* **Directive**:
Identify the lines that contain the string "title" and copy all of them.

* START Task data *

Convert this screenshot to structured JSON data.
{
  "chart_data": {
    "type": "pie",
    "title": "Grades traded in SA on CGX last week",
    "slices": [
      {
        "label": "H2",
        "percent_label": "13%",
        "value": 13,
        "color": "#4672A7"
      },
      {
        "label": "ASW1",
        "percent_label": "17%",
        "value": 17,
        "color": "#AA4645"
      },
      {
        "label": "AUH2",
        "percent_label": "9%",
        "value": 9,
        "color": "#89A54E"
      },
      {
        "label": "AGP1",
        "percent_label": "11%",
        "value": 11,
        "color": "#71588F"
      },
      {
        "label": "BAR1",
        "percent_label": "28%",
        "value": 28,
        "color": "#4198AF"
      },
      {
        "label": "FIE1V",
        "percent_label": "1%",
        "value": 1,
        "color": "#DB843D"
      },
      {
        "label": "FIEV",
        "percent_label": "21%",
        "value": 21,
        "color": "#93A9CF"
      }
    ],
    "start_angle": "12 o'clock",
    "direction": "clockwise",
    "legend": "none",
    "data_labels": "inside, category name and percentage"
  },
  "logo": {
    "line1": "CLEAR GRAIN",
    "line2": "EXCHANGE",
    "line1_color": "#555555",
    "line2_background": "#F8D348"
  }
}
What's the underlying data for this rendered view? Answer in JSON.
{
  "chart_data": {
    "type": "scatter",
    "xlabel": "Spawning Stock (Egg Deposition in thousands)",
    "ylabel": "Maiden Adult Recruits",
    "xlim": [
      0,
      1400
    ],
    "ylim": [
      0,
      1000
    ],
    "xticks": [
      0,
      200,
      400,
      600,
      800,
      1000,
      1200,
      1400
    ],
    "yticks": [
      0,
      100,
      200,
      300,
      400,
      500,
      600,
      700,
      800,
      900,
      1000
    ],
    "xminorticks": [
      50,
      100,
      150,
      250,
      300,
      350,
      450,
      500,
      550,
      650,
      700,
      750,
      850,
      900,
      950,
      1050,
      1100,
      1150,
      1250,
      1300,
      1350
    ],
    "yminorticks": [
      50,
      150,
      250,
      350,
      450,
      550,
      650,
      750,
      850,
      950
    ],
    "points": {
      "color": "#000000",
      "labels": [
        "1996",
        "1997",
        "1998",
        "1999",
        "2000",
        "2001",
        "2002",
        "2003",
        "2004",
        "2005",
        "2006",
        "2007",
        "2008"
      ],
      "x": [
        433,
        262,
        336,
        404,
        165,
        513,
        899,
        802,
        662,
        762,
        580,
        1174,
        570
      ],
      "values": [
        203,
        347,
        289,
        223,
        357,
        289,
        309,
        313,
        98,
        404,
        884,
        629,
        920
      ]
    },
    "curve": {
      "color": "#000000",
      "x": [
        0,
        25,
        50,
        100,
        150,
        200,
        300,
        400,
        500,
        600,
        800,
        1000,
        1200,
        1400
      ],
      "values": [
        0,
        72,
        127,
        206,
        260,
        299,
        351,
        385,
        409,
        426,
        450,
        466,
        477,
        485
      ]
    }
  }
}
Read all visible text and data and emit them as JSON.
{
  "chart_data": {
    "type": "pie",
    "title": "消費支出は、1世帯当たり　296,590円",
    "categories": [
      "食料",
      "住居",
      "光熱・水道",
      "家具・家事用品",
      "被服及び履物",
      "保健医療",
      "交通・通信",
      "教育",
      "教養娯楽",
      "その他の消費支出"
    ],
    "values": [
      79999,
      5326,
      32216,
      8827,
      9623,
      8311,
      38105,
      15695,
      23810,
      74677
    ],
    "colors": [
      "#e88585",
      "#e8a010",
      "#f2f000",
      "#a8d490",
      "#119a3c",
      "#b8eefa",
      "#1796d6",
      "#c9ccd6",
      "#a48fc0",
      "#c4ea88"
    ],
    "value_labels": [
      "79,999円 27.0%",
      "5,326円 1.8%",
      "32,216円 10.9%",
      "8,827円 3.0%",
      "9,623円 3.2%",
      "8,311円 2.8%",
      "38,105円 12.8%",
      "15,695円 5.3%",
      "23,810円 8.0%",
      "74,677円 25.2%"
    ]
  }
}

* END Task data *

* **Solution**:
    "title": "Grades traded in SA on CGX last week",
    "title": "消費支出は、1世帯当たり　296,590円",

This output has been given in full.